Restate all of the entries exactly, dropping any pictures they hold.
***** TASK INPUT
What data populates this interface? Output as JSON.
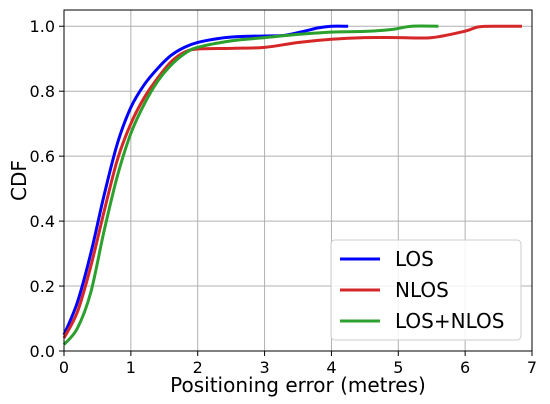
{
  "chart_data": {
    "type": "line",
    "title": "",
    "xlabel": "Positioning error (metres)",
    "ylabel": "CDF",
    "xlim": [
      0,
      7
    ],
    "ylim": [
      0,
      1.05
    ],
    "xticks": [
      "0",
      "1",
      "2",
      "3",
      "4",
      "5",
      "6",
      "7"
    ],
    "yticks": [
      "0.0",
      "0.2",
      "0.4",
      "0.6",
      "0.8",
      "1.0"
    ],
    "grid": true,
    "legend_position": "lower-right",
    "series": [
      {
        "name": "LOS",
        "color": "#0000ff",
        "x": [
          0,
          0.2,
          0.4,
          0.6,
          0.8,
          1.0,
          1.2,
          1.4,
          1.6,
          1.8,
          2.0,
          2.3,
          2.6,
          3.0,
          3.3,
          3.6,
          3.8,
          4.0,
          4.25
        ],
        "y": [
          0.05,
          0.15,
          0.3,
          0.48,
          0.64,
          0.75,
          0.82,
          0.87,
          0.91,
          0.935,
          0.95,
          0.962,
          0.968,
          0.97,
          0.972,
          0.985,
          0.995,
          1.0,
          1.0
        ]
      },
      {
        "name": "NLOS",
        "color": "#d62728",
        "x": [
          0,
          0.2,
          0.4,
          0.6,
          0.8,
          1.0,
          1.2,
          1.4,
          1.6,
          1.8,
          2.0,
          2.5,
          3.0,
          3.5,
          4.0,
          4.5,
          5.0,
          5.5,
          6.0,
          6.2,
          6.5,
          6.85
        ],
        "y": [
          0.04,
          0.12,
          0.26,
          0.43,
          0.59,
          0.7,
          0.78,
          0.84,
          0.89,
          0.92,
          0.93,
          0.932,
          0.935,
          0.95,
          0.96,
          0.965,
          0.965,
          0.965,
          0.985,
          0.998,
          1.0,
          1.0
        ]
      },
      {
        "name": "LOS+NLOS",
        "color": "#2ca02c",
        "x": [
          0,
          0.2,
          0.4,
          0.6,
          0.8,
          1.0,
          1.2,
          1.4,
          1.6,
          1.8,
          2.0,
          2.5,
          3.0,
          3.5,
          4.0,
          4.5,
          4.9,
          5.2,
          5.6
        ],
        "y": [
          0.02,
          0.07,
          0.18,
          0.37,
          0.54,
          0.67,
          0.76,
          0.83,
          0.88,
          0.915,
          0.935,
          0.955,
          0.965,
          0.975,
          0.982,
          0.984,
          0.99,
          1.0,
          1.0
        ]
      }
    ]
  }
}
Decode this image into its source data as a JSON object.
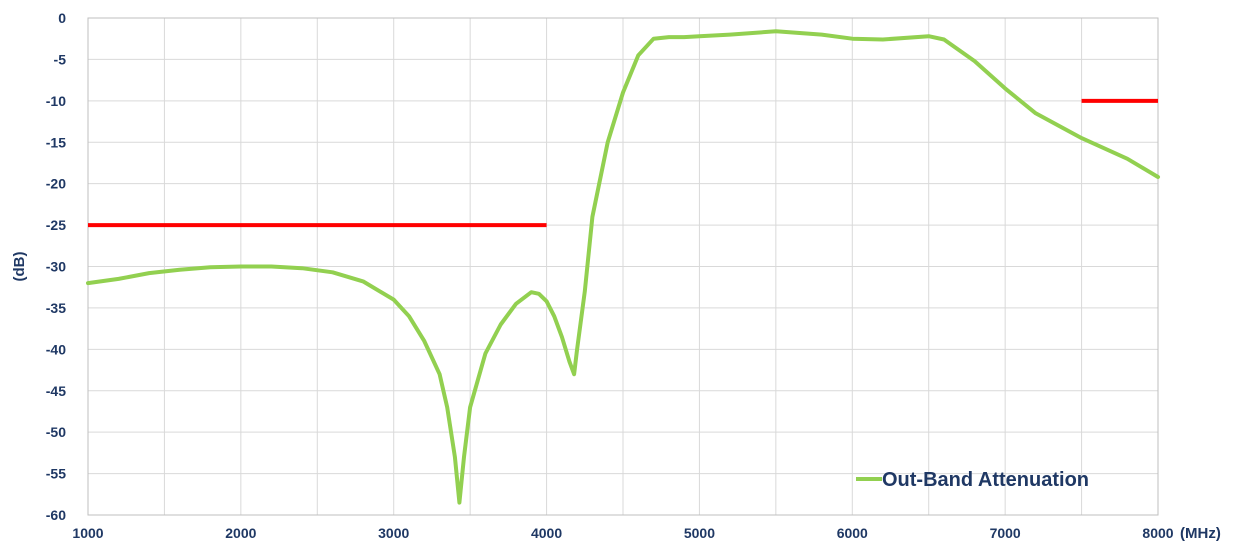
{
  "chart_data": {
    "type": "line",
    "title": "",
    "xlabel": "(MHz)",
    "ylabel": "(dB)",
    "xlim": [
      1000,
      8000
    ],
    "ylim": [
      -60,
      0
    ],
    "x_ticks": [
      1000,
      2000,
      3000,
      4000,
      5000,
      6000,
      7000,
      8000
    ],
    "y_ticks": [
      0,
      -5,
      -10,
      -15,
      -20,
      -25,
      -30,
      -35,
      -40,
      -45,
      -50,
      -55,
      -60
    ],
    "grid": true,
    "legend_position": "bottom-right",
    "colors": {
      "axis_text": "#1f3864",
      "series": "#92d050",
      "limit": "#ff0000",
      "grid": "#d9d9d9"
    },
    "series": [
      {
        "name": "Out-Band Attenuation",
        "x": [
          1000,
          1200,
          1400,
          1600,
          1800,
          2000,
          2200,
          2400,
          2600,
          2800,
          3000,
          3100,
          3200,
          3300,
          3350,
          3400,
          3430,
          3460,
          3500,
          3600,
          3700,
          3800,
          3900,
          3950,
          4000,
          4050,
          4100,
          4150,
          4180,
          4200,
          4250,
          4300,
          4400,
          4500,
          4600,
          4700,
          4800,
          4900,
          5000,
          5200,
          5500,
          5800,
          6000,
          6200,
          6500,
          6600,
          6800,
          7000,
          7200,
          7500,
          7800,
          8000
        ],
        "y": [
          -32,
          -31.5,
          -30.8,
          -30.4,
          -30.1,
          -30,
          -30,
          -30.2,
          -30.7,
          -31.8,
          -34,
          -36,
          -39,
          -43,
          -47,
          -53,
          -58.5,
          -53,
          -47,
          -40.5,
          -37,
          -34.5,
          -33.1,
          -33.3,
          -34.2,
          -36,
          -38.5,
          -41.5,
          -43,
          -40,
          -33,
          -24,
          -15,
          -9,
          -4.5,
          -2.5,
          -2.3,
          -2.3,
          -2.2,
          -2,
          -1.6,
          -2,
          -2.5,
          -2.6,
          -2.2,
          -2.6,
          -5.2,
          -8.5,
          -11.5,
          -14.5,
          -17,
          -19.2
        ]
      }
    ],
    "limit_lines": [
      {
        "x": [
          1000,
          4000
        ],
        "y": -25
      },
      {
        "x": [
          7500,
          8000
        ],
        "y": -10
      }
    ]
  }
}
**********
- SOLUTION TO THIS TASK
What data populates this interface? Output as JSON.
{
  "chart_data": {
    "type": "line",
    "title": "",
    "xlabel": "Positioning error (metres)",
    "ylabel": "CDF",
    "xlim": [
      0,
      7
    ],
    "ylim": [
      0,
      1.05
    ],
    "xticks": [
      "0",
      "1",
      "2",
      "3",
      "4",
      "5",
      "6",
      "7"
    ],
    "yticks": [
      "0.0",
      "0.2",
      "0.4",
      "0.6",
      "0.8",
      "1.0"
    ],
    "grid": true,
    "legend_position": "lower-right",
    "series": [
      {
        "name": "LOS",
        "color": "#0000ff",
        "x": [
          0,
          0.2,
          0.4,
          0.6,
          0.8,
          1.0,
          1.2,
          1.4,
          1.6,
          1.8,
          2.0,
          2.3,
          2.6,
          3.0,
          3.3,
          3.6,
          3.8,
          4.0,
          4.25
        ],
        "y": [
          0.05,
          0.15,
          0.3,
          0.48,
          0.64,
          0.75,
          0.82,
          0.87,
          0.91,
          0.935,
          0.95,
          0.962,
          0.968,
          0.97,
          0.972,
          0.985,
          0.995,
          1.0,
          1.0
        ]
      },
      {
        "name": "NLOS",
        "color": "#d62728",
        "x": [
          0,
          0.2,
          0.4,
          0.6,
          0.8,
          1.0,
          1.2,
          1.4,
          1.6,
          1.8,
          2.0,
          2.5,
          3.0,
          3.5,
          4.0,
          4.5,
          5.0,
          5.5,
          6.0,
          6.2,
          6.5,
          6.85
        ],
        "y": [
          0.04,
          0.12,
          0.26,
          0.43,
          0.59,
          0.7,
          0.78,
          0.84,
          0.89,
          0.92,
          0.93,
          0.932,
          0.935,
          0.95,
          0.96,
          0.965,
          0.965,
          0.965,
          0.985,
          0.998,
          1.0,
          1.0
        ]
      },
      {
        "name": "LOS+NLOS",
        "color": "#2ca02c",
        "x": [
          0,
          0.2,
          0.4,
          0.6,
          0.8,
          1.0,
          1.2,
          1.4,
          1.6,
          1.8,
          2.0,
          2.5,
          3.0,
          3.5,
          4.0,
          4.5,
          4.9,
          5.2,
          5.6
        ],
        "y": [
          0.02,
          0.07,
          0.18,
          0.37,
          0.54,
          0.67,
          0.76,
          0.83,
          0.88,
          0.915,
          0.935,
          0.955,
          0.965,
          0.975,
          0.982,
          0.984,
          0.99,
          1.0,
          1.0
        ]
      }
    ]
  }
}
Decode this image into its source data as a JSON object.
{
  "chart_data": {
    "type": "line",
    "title": "",
    "xlabel": "(MHz)",
    "ylabel": "(dB)",
    "xlim": [
      1000,
      8000
    ],
    "ylim": [
      -60,
      0
    ],
    "x_ticks": [
      1000,
      2000,
      3000,
      4000,
      5000,
      6000,
      7000,
      8000
    ],
    "y_ticks": [
      0,
      -5,
      -10,
      -15,
      -20,
      -25,
      -30,
      -35,
      -40,
      -45,
      -50,
      -55,
      -60
    ],
    "grid": true,
    "legend_position": "bottom-right",
    "colors": {
      "axis_text": "#1f3864",
      "series": "#92d050",
      "limit": "#ff0000",
      "grid": "#d9d9d9"
    },
    "series": [
      {
        "name": "Out-Band Attenuation",
        "x": [
          1000,
          1200,
          1400,
          1600,
          1800,
          2000,
          2200,
          2400,
          2600,
          2800,
          3000,
          3100,
          3200,
          3300,
          3350,
          3400,
          3430,
          3460,
          3500,
          3600,
          3700,
          3800,
          3900,
          3950,
          4000,
          4050,
          4100,
          4150,
          4180,
          4200,
          4250,
          4300,
          4400,
          4500,
          4600,
          4700,
          4800,
          4900,
          5000,
          5200,
          5500,
          5800,
          6000,
          6200,
          6500,
          6600,
          6800,
          7000,
          7200,
          7500,
          7800,
          8000
        ],
        "y": [
          -32,
          -31.5,
          -30.8,
          -30.4,
          -30.1,
          -30,
          -30,
          -30.2,
          -30.7,
          -31.8,
          -34,
          -36,
          -39,
          -43,
          -47,
          -53,
          -58.5,
          -53,
          -47,
          -40.5,
          -37,
          -34.5,
          -33.1,
          -33.3,
          -34.2,
          -36,
          -38.5,
          -41.5,
          -43,
          -40,
          -33,
          -24,
          -15,
          -9,
          -4.5,
          -2.5,
          -2.3,
          -2.3,
          -2.2,
          -2,
          -1.6,
          -2,
          -2.5,
          -2.6,
          -2.2,
          -2.6,
          -5.2,
          -8.5,
          -11.5,
          -14.5,
          -17,
          -19.2
        ]
      }
    ],
    "limit_lines": [
      {
        "x": [
          1000,
          4000
        ],
        "y": -25
      },
      {
        "x": [
          7500,
          8000
        ],
        "y": -10
      }
    ]
  }
}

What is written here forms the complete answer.